- _Given request_: Return, word for word, every line that follows.

- _Records for the task_:
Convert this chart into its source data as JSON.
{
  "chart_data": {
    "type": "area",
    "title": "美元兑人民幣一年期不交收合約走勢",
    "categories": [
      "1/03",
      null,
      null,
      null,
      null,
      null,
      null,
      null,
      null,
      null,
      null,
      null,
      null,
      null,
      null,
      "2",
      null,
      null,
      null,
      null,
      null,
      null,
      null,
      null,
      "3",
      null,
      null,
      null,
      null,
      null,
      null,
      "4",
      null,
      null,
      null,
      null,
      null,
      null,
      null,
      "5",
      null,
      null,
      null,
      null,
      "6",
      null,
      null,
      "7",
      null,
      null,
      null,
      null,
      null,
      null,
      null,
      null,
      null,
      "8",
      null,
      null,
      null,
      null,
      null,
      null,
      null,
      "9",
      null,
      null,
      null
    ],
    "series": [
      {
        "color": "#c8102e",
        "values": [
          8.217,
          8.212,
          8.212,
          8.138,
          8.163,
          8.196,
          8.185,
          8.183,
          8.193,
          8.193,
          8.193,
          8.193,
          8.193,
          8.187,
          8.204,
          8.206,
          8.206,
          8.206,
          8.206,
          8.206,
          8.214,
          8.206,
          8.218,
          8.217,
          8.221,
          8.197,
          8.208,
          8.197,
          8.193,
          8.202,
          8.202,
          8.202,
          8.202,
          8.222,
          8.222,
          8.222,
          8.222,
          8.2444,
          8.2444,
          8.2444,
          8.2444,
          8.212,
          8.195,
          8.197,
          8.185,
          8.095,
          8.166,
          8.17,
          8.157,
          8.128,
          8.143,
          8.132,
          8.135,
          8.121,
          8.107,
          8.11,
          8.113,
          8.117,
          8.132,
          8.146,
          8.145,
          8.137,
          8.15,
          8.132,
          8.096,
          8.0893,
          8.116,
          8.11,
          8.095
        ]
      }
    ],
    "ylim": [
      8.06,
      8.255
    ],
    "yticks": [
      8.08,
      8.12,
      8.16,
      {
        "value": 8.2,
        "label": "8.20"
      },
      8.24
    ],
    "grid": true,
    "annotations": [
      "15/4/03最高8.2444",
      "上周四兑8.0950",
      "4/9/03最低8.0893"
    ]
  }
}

- _Answer to this task_:
Convert this chart into its source data as JSON.
{
  "chart_data": {
    "type": "area",
    "title": "美元兑人民幣一年期不交收合約走勢",
    "categories": [
      "1/03",
      null,
      null,
      null,
      null,
      null,
      null,
      null,
      null,
      null,
      null,
      null,
      null,
      null,
      null,
      "2",
      null,
      null,
      null,
      null,
      null,
      null,
      null,
      null,
      "3",
      null,
      null,
      null,
      null,
      null,
      null,
      "4",
      null,
      null,
      null,
      null,
      null,
      null,
      null,
      "5",
      null,
      null,
      null,
      null,
      "6",
      null,
      null,
      "7",
      null,
      null,
      null,
      null,
      null,
      null,
      null,
      null,
      null,
      "8",
      null,
      null,
      null,
      null,
      null,
      null,
      null,
      "9",
      null,
      null,
      null
    ],
    "series": [
      {
        "color": "#c8102e",
        "values": [
          8.217,
          8.212,
          8.212,
          8.138,
          8.163,
          8.196,
          8.185,
          8.183,
          8.193,
          8.193,
          8.193,
          8.193,
          8.193,
          8.187,
          8.204,
          8.206,
          8.206,
          8.206,
          8.206,
          8.206,
          8.214,
          8.206,
          8.218,
          8.217,
          8.221,
          8.197,
          8.208,
          8.197,
          8.193,
          8.202,
          8.202,
          8.202,
          8.202,
          8.222,
          8.222,
          8.222,
          8.222,
          8.2444,
          8.2444,
          8.2444,
          8.2444,
          8.212,
          8.195,
          8.197,
          8.185,
          8.095,
          8.166,
          8.17,
          8.157,
          8.128,
          8.143,
          8.132,
          8.135,
          8.121,
          8.107,
          8.11,
          8.113,
          8.117,
          8.132,
          8.146,
          8.145,
          8.137,
          8.15,
          8.132,
          8.096,
          8.0893,
          8.116,
          8.11,
          8.095
        ]
      }
    ],
    "ylim": [
      8.06,
      8.255
    ],
    "yticks": [
      8.08,
      8.12,
      8.16,
      {
        "value": 8.2,
        "label": "8.20"
      },
      8.24
    ],
    "grid": true,
    "annotations": [
      "15/4/03最高8.2444",
      "上周四兑8.0950",
      "4/9/03最低8.0893"
    ]
  }
}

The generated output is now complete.